-- start of Working data --

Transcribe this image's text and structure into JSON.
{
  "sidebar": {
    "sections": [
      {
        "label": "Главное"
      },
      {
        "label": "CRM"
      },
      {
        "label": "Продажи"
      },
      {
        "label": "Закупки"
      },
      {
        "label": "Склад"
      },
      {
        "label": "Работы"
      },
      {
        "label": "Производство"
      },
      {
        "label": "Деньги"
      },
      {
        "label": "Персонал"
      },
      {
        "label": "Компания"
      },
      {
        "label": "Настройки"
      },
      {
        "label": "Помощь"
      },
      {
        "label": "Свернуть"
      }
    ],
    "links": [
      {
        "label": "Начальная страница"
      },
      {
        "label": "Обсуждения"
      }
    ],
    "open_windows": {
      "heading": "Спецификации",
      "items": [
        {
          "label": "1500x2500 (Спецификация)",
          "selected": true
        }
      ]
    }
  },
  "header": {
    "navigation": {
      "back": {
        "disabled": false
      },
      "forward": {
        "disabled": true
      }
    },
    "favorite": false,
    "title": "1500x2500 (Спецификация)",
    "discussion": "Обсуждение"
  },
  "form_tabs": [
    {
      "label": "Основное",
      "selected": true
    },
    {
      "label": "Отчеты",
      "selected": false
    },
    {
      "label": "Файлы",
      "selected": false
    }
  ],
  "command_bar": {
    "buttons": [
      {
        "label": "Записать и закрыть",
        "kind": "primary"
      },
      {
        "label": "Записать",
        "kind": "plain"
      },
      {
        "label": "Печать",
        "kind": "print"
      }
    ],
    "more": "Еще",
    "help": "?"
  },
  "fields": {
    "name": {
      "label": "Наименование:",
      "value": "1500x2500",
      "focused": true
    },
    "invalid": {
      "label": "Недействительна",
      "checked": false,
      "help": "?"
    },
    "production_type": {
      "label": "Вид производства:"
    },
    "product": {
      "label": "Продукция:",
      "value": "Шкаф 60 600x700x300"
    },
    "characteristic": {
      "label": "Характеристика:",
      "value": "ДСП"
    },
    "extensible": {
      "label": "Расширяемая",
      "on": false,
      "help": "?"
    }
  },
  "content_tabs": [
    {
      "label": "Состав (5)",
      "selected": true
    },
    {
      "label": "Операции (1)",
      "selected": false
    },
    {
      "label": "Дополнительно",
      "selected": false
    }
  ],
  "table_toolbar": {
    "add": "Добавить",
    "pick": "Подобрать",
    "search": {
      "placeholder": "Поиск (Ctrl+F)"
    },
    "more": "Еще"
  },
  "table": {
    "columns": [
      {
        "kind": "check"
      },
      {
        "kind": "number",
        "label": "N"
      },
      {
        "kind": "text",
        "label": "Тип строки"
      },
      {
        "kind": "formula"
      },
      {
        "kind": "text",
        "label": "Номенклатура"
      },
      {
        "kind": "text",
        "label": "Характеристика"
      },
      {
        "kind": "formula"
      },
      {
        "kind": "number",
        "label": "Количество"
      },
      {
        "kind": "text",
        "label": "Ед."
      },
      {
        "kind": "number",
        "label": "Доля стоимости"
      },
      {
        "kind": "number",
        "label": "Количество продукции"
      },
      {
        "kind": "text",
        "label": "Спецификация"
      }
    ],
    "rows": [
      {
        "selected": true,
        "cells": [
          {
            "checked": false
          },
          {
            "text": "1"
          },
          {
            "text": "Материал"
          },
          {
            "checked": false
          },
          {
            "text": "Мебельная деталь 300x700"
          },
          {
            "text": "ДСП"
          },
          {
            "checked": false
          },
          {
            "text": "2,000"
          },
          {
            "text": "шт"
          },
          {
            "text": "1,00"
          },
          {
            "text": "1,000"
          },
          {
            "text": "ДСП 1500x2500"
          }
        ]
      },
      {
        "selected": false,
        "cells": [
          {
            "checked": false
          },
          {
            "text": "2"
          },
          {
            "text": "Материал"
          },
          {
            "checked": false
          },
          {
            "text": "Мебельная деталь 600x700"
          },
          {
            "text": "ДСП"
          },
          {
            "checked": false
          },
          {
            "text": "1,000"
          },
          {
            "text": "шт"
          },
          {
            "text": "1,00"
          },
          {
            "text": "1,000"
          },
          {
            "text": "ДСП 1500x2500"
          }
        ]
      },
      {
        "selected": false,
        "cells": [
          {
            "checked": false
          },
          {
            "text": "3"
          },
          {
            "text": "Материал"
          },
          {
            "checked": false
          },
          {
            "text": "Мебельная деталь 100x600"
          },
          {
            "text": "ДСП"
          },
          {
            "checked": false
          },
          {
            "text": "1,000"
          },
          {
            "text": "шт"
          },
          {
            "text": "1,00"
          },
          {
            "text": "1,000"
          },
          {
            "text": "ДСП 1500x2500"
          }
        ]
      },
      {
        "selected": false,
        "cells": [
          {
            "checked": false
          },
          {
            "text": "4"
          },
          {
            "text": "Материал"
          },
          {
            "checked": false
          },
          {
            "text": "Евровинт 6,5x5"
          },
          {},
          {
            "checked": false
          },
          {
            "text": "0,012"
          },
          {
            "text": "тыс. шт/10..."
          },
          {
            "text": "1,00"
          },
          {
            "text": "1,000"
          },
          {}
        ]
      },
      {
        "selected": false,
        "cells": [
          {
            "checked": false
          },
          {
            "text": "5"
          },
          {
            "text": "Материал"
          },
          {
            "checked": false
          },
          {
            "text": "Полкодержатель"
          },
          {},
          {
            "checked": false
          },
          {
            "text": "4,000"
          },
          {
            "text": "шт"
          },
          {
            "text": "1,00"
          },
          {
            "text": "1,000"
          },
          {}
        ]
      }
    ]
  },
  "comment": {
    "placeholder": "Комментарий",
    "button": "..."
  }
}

-- end of Working data --

• **Task to carry out**: Above are some records; extract every one of them exactly.

• **Result for this task**:
Transcribe this image's text and structure into JSON.
{
  "sidebar": {
    "sections": [
      {
        "label": "Главное"
      },
      {
        "label": "CRM"
      },
      {
        "label": "Продажи"
      },
      {
        "label": "Закупки"
      },
      {
        "label": "Склад"
      },
      {
        "label": "Работы"
      },
      {
        "label": "Производство"
      },
      {
        "label": "Деньги"
      },
      {
        "label": "Персонал"
      },
      {
        "label": "Компания"
      },
      {
        "label": "Настройки"
      },
      {
        "label": "Помощь"
      },
      {
        "label": "Свернуть"
      }
    ],
    "links": [
      {
        "label": "Начальная страница"
      },
      {
        "label": "Обсуждения"
      }
    ],
    "open_windows": {
      "heading": "Спецификации",
      "items": [
        {
          "label": "1500x2500 (Спецификация)",
          "selected": true
        }
      ]
    }
  },
  "header": {
    "navigation": {
      "back": {
        "disabled": false
      },
      "forward": {
        "disabled": true
      }
    },
    "favorite": false,
    "title": "1500x2500 (Спецификация)",
    "discussion": "Обсуждение"
  },
  "form_tabs": [
    {
      "label": "Основное",
      "selected": true
    },
    {
      "label": "Отчеты",
      "selected": false
    },
    {
      "label": "Файлы",
      "selected": false
    }
  ],
  "command_bar": {
    "buttons": [
      {
        "label": "Записать и закрыть",
        "kind": "primary"
      },
      {
        "label": "Записать",
        "kind": "plain"
      },
      {
        "label": "Печать",
        "kind": "print"
      }
    ],
    "more": "Еще",
    "help": "?"
  },
  "fields": {
    "name": {
      "label": "Наименование:",
      "value": "1500x2500",
      "focused": true
    },
    "invalid": {
      "label": "Недействительна",
      "checked": false,
      "help": "?"
    },
    "production_type": {
      "label": "Вид производства:"
    },
    "product": {
      "label": "Продукция:",
      "value": "Шкаф 60 600x700x300"
    },
    "characteristic": {
      "label": "Характеристика:",
      "value": "ДСП"
    },
    "extensible": {
      "label": "Расширяемая",
      "on": false,
      "help": "?"
    }
  },
  "content_tabs": [
    {
      "label": "Состав (5)",
      "selected": true
    },
    {
      "label": "Операции (1)",
      "selected": false
    },
    {
      "label": "Дополнительно",
      "selected": false
    }
  ],
  "table_toolbar": {
    "add": "Добавить",
    "pick": "Подобрать",
    "search": {
      "placeholder": "Поиск (Ctrl+F)"
    },
    "more": "Еще"
  },
  "table": {
    "columns": [
      {
        "kind": "check"
      },
      {
        "kind": "number",
        "label": "N"
      },
      {
        "kind": "text",
        "label": "Тип строки"
      },
      {
        "kind": "formula"
      },
      {
        "kind": "text",
        "label": "Номенклатура"
      },
      {
        "kind": "text",
        "label": "Характеристика"
      },
      {
        "kind": "formula"
      },
      {
        "kind": "number",
        "label": "Количество"
      },
      {
        "kind": "text",
        "label": "Ед."
      },
      {
        "kind": "number",
        "label": "Доля стоимости"
      },
      {
        "kind": "number",
        "label": "Количество продукции"
      },
      {
        "kind": "text",
        "label": "Спецификация"
      }
    ],
    "rows": [
      {
        "selected": true,
        "cells": [
          {
            "checked": false
          },
          {
            "text": "1"
          },
          {
            "text": "Материал"
          },
          {
            "checked": false
          },
          {
            "text": "Мебельная деталь 300x700"
          },
          {
            "text": "ДСП"
          },
          {
            "checked": false
          },
          {
            "text": "2,000"
          },
          {
            "text": "шт"
          },
          {
            "text": "1,00"
          },
          {
            "text": "1,000"
          },
          {
            "text": "ДСП 1500x2500"
          }
        ]
      },
      {
        "selected": false,
        "cells": [
          {
            "checked": false
          },
          {
            "text": "2"
          },
          {
            "text": "Материал"
          },
          {
            "checked": false
          },
          {
            "text": "Мебельная деталь 600x700"
          },
          {
            "text": "ДСП"
          },
          {
            "checked": false
          },
          {
            "text": "1,000"
          },
          {
            "text": "шт"
          },
          {
            "text": "1,00"
          },
          {
            "text": "1,000"
          },
          {
            "text": "ДСП 1500x2500"
          }
        ]
      },
      {
        "selected": false,
        "cells": [
          {
            "checked": false
          },
          {
            "text": "3"
          },
          {
            "text": "Материал"
          },
          {
            "checked": false
          },
          {
            "text": "Мебельная деталь 100x600"
          },
          {
            "text": "ДСП"
          },
          {
            "checked": false
          },
          {
            "text": "1,000"
          },
          {
            "text": "шт"
          },
          {
            "text": "1,00"
          },
          {
            "text": "1,000"
          },
          {
            "text": "ДСП 1500x2500"
          }
        ]
      },
      {
        "selected": false,
        "cells": [
          {
            "checked": false
          },
          {
            "text": "4"
          },
          {
            "text": "Материал"
          },
          {
            "checked": false
          },
          {
            "text": "Евровинт 6,5x5"
          },
          {},
          {
            "checked": false
          },
          {
            "text": "0,012"
          },
          {
            "text": "тыс. шт/10..."
          },
          {
            "text": "1,00"
          },
          {
            "text": "1,000"
          },
          {}
        ]
      },
      {
        "selected": false,
        "cells": [
          {
            "checked": false
          },
          {
            "text": "5"
          },
          {
            "text": "Материал"
          },
          {
            "checked": false
          },
          {
            "text": "Полкодержатель"
          },
          {},
          {
            "checked": false
          },
          {
            "text": "4,000"
          },
          {
            "text": "шт"
          },
          {
            "text": "1,00"
          },
          {
            "text": "1,000"
          },
          {}
        ]
      }
    ]
  },
  "comment": {
    "placeholder": "Комментарий",
    "button": "..."
  }
}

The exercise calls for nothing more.